-- Begin --

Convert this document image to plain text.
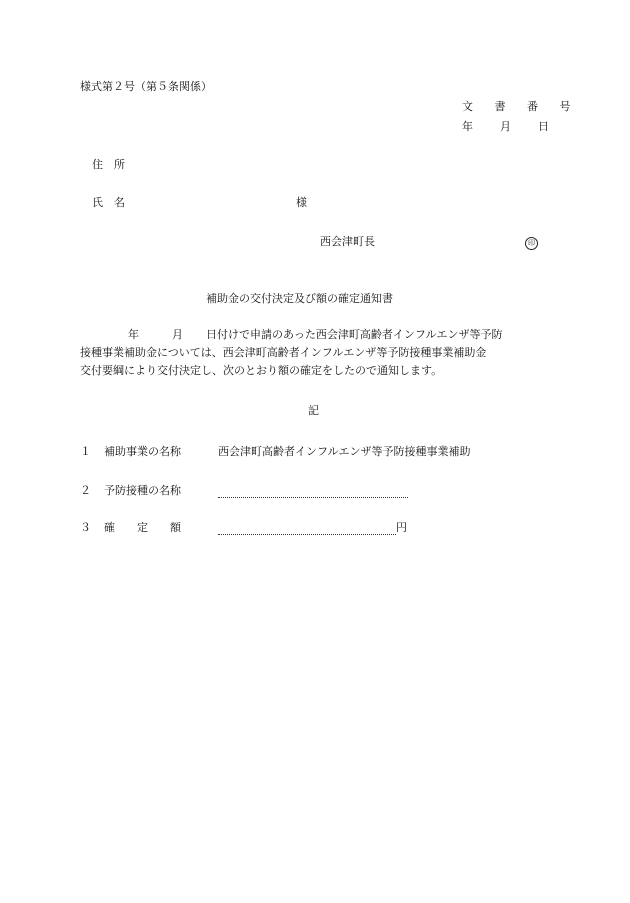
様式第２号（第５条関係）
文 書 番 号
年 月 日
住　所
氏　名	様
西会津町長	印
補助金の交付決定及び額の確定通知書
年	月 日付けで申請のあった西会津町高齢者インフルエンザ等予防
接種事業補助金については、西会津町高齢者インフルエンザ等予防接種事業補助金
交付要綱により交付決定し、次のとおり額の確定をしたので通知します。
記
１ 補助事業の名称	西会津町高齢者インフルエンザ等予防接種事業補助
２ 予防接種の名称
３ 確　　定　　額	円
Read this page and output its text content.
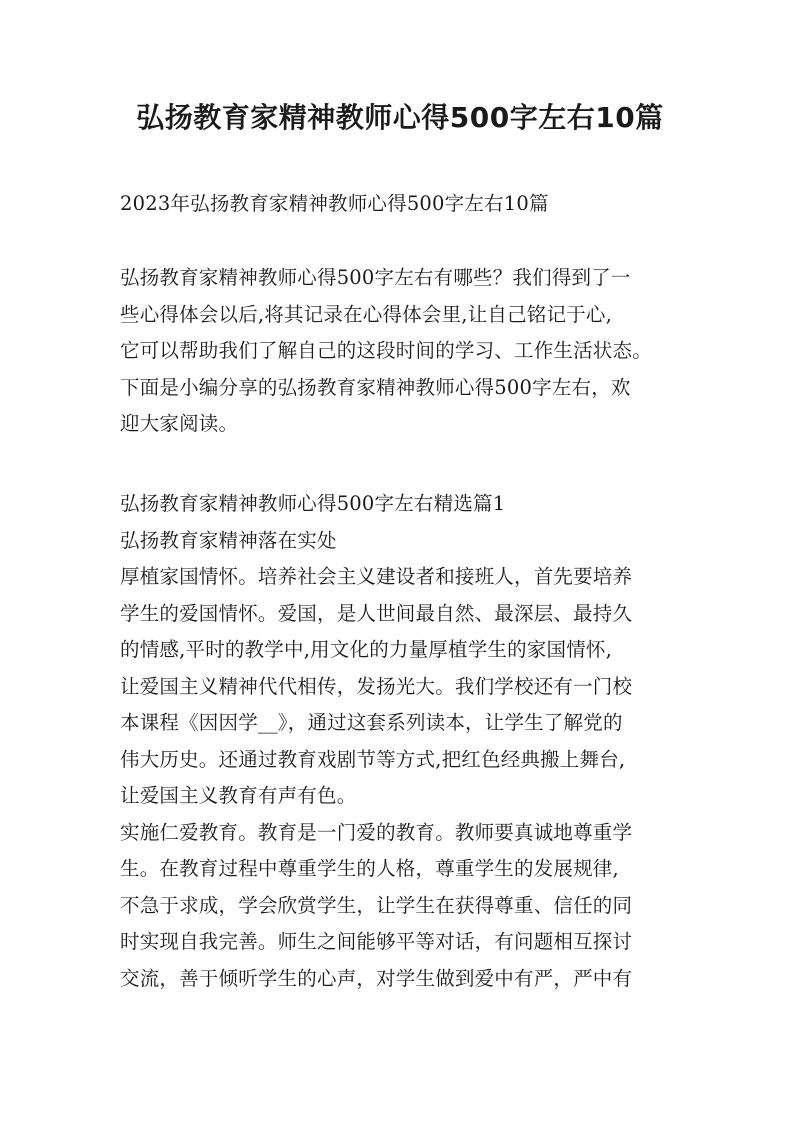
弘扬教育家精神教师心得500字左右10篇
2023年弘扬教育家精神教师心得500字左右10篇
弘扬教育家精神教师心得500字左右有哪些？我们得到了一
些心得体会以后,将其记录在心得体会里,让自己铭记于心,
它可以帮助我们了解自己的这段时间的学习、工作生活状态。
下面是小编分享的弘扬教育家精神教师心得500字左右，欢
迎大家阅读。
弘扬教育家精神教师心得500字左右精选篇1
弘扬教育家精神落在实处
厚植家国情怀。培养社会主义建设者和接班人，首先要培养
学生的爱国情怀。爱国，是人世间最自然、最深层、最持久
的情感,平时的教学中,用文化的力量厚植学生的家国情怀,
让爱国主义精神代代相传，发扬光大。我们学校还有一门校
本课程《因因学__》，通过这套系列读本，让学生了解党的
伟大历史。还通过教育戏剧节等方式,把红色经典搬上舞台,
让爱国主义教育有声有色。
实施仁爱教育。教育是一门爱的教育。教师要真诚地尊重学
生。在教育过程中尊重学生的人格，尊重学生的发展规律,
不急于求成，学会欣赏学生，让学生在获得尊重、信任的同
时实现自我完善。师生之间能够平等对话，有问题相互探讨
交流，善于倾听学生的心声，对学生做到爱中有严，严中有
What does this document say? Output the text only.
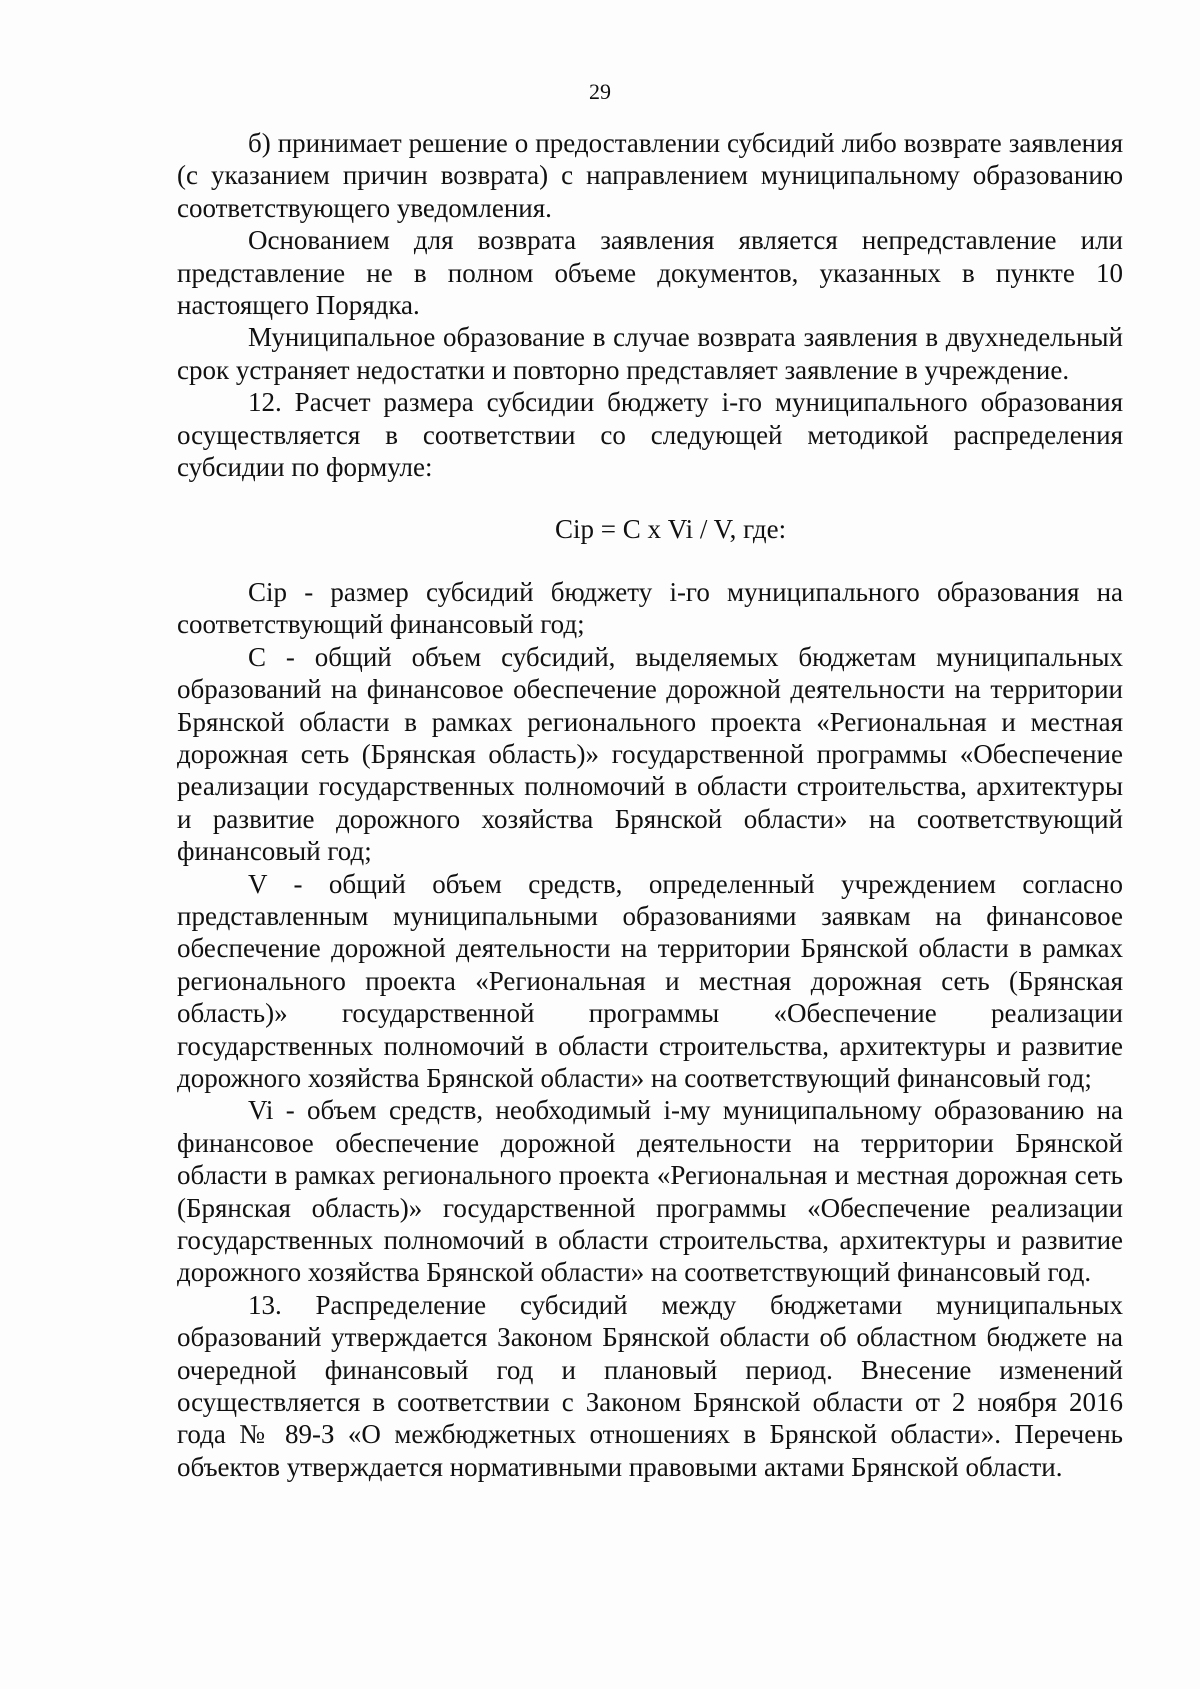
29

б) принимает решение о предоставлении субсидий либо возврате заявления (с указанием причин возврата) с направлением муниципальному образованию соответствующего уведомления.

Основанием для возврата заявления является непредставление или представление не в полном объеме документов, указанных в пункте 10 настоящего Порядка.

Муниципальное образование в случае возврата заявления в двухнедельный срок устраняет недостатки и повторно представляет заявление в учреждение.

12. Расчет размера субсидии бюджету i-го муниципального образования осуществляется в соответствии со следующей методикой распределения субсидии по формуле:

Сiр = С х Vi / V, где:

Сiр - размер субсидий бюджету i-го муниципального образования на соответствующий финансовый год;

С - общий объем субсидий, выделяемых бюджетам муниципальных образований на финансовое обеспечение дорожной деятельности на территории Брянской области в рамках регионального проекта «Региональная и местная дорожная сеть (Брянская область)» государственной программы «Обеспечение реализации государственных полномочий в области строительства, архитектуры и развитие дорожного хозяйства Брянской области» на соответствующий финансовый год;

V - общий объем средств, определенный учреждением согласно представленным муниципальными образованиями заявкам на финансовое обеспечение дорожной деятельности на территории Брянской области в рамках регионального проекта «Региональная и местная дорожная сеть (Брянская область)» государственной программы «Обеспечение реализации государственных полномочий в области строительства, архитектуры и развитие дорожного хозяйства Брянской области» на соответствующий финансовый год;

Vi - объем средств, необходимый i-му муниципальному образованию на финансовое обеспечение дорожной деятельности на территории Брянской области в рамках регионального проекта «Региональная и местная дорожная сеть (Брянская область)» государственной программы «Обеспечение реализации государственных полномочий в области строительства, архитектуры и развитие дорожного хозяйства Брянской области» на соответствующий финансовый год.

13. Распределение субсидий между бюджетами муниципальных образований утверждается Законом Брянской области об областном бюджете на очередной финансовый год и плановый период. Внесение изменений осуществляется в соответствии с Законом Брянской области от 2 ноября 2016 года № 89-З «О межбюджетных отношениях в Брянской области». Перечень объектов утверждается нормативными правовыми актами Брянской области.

-- End --

--- WHAT IS ASKED ---
In the lines above, find each one with "бюджету" and list it.

--- FINISHED TASK ---
12. Расчет размера субсидии бюджету i-го муниципального образования осуществляется в соответствии со следующей методикой распределения субсидии по формуле:
Сiр - размер субсидий бюджету i-го муниципального образования на соответствующий финансовый год;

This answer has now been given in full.